(Dataset records)

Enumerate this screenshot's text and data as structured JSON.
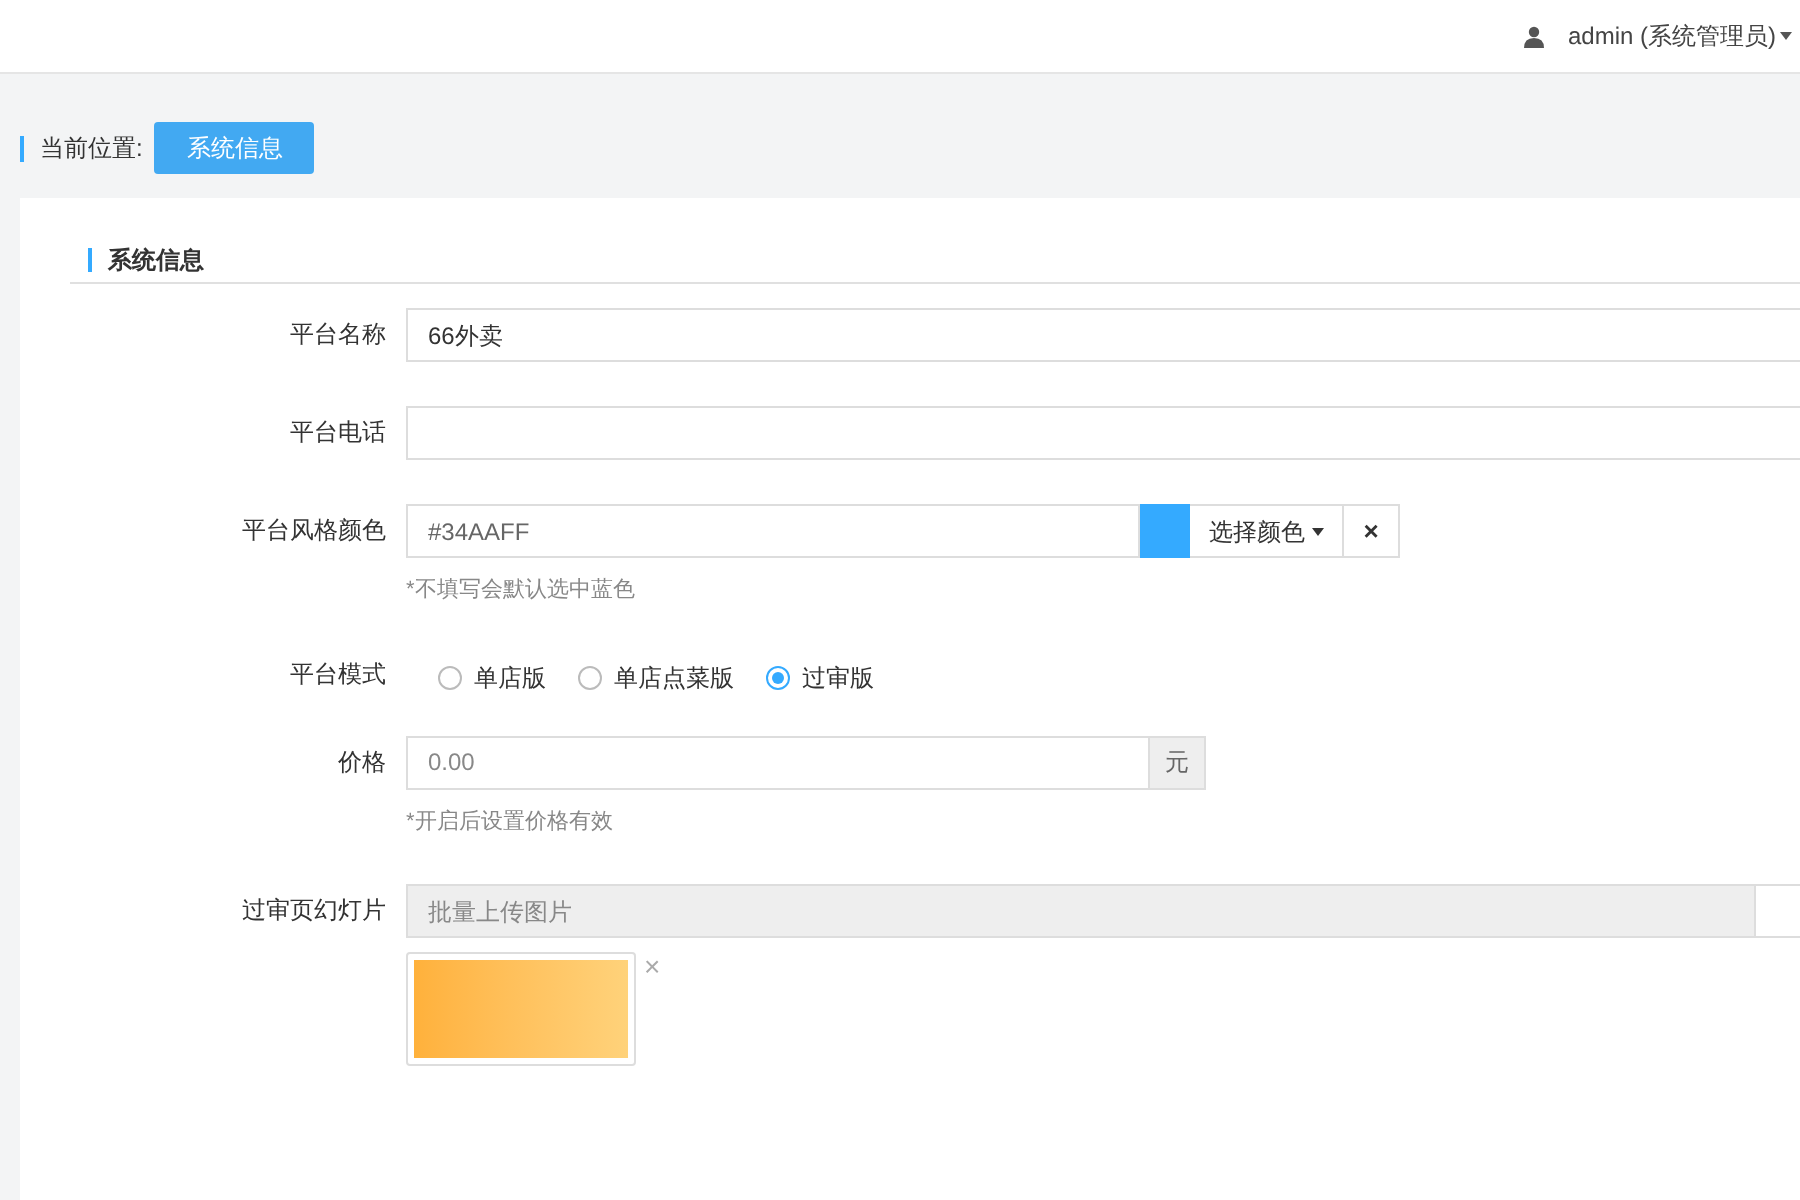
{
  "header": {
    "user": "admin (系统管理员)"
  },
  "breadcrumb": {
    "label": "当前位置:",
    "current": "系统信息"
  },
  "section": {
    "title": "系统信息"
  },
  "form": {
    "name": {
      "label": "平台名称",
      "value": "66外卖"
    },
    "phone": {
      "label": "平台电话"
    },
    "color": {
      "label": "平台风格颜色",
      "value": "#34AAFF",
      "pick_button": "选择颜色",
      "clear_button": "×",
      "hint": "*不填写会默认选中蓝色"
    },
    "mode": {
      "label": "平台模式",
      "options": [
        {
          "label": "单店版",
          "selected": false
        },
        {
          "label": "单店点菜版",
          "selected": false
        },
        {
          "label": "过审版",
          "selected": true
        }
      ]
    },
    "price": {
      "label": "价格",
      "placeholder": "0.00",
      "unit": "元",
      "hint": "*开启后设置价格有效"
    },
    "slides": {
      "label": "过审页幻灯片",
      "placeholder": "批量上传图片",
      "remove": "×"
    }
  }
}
==
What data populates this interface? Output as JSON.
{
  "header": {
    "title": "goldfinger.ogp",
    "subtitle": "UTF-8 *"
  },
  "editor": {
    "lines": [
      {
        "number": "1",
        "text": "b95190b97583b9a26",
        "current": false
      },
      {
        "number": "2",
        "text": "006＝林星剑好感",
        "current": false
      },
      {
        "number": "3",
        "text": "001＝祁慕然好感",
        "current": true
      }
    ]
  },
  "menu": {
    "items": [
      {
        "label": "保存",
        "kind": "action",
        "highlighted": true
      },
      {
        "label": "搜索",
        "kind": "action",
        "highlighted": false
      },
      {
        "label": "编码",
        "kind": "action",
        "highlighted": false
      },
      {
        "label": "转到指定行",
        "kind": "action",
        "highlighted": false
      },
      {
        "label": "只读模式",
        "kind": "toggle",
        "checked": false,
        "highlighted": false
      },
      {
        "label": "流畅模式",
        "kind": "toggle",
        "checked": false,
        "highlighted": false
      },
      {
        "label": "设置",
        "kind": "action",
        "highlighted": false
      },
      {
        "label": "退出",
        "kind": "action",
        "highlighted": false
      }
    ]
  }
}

* **WHAT THE EXERCISE ASKS**
Copy in full each line that holds the word "placeholder".

* **EXERCISE RESULT**
      "placeholder": "0.00",
      "placeholder": "批量上传图片",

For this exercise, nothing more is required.